• [Set problem] The entries are to be returned exactly, with images left out.

_ _ _

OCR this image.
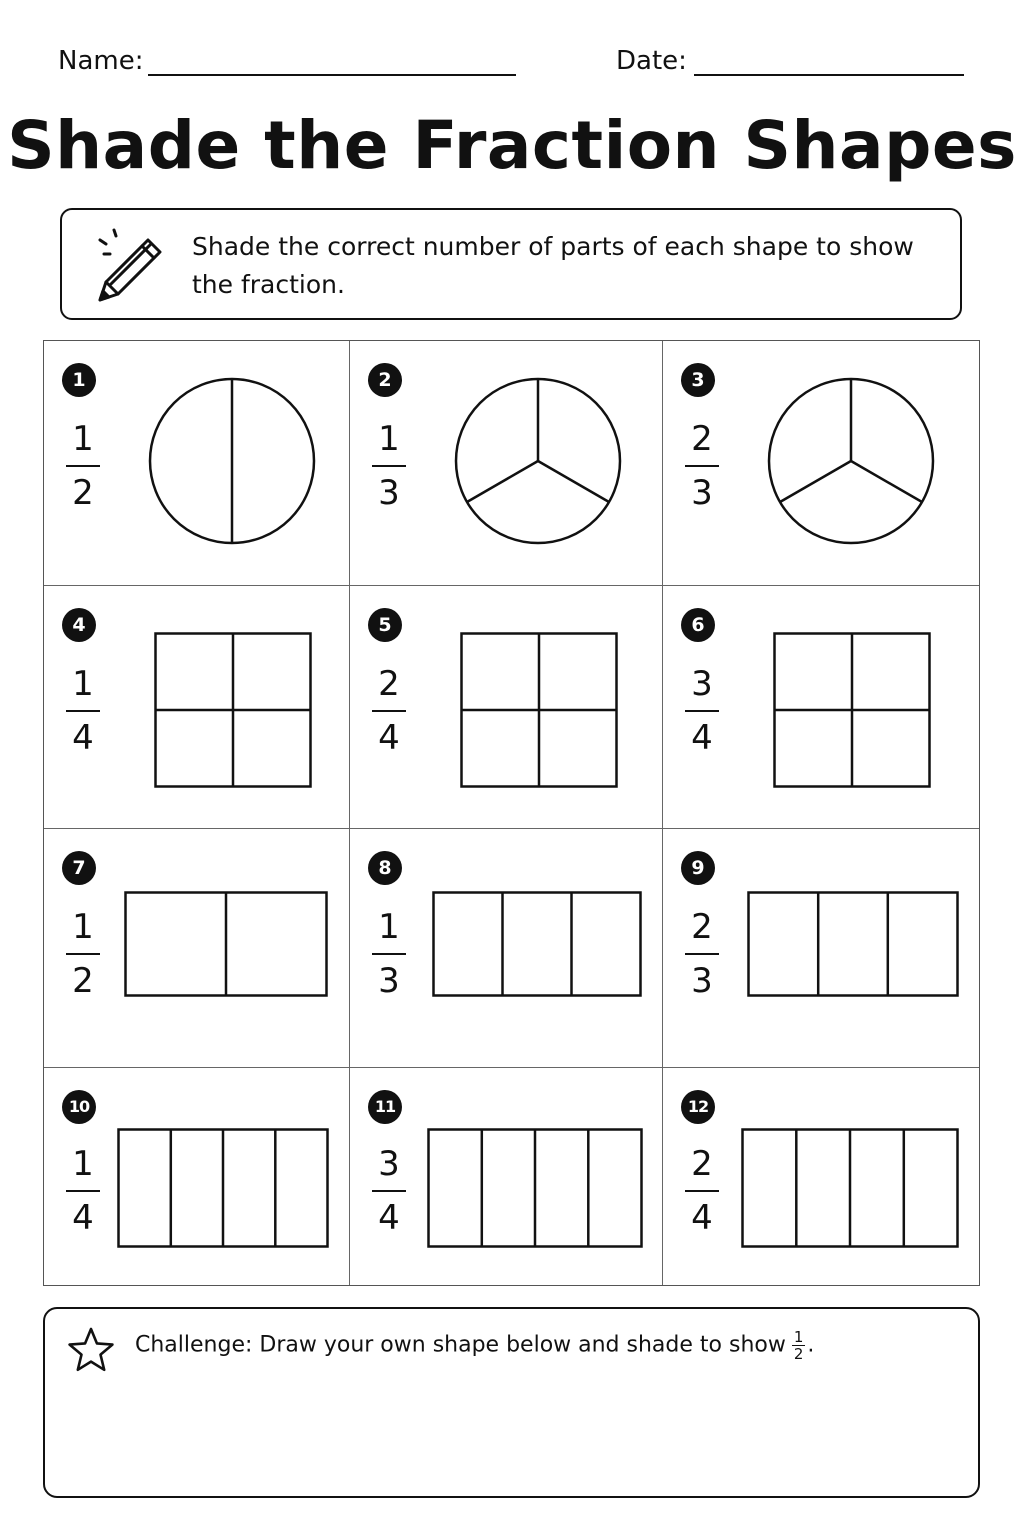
Name:	Date:
Shade the Fraction Shapes
Shade the correct number of parts of each shape to show the fraction.
1
$\frac{1}{2}$
2
$\frac{1}{3}$
3
$\frac{2}{3}$
4
$\frac{1}{4}$
5
$\frac{2}{4}$
6
$\frac{3}{4}$
7
$\frac{1}{2}$
8
$\frac{1}{3}$
9
$\frac{2}{3}$
10
$\frac{1}{4}$
11
$\frac{3}{4}$
12
$\frac{2}{4}$
Challenge: Draw your own shape below and shade to show $\frac{1}{2}$ .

_ _ _

• [The completed task]
OCR this image.
Name:	Date:
Shade the Fraction Shapes
Shade the correct number of parts of each shape to show the fraction.
1
$\frac{1}{2}$
2
$\frac{1}{3}$
3
$\frac{2}{3}$
4
$\frac{1}{4}$
5
$\frac{2}{4}$
6
$\frac{3}{4}$
7
$\frac{1}{2}$
8
$\frac{1}{3}$
9
$\frac{2}{3}$
10
$\frac{1}{4}$
11
$\frac{3}{4}$
12
$\frac{2}{4}$
Challenge: Draw your own shape below and shade to show $\frac{1}{2}$ .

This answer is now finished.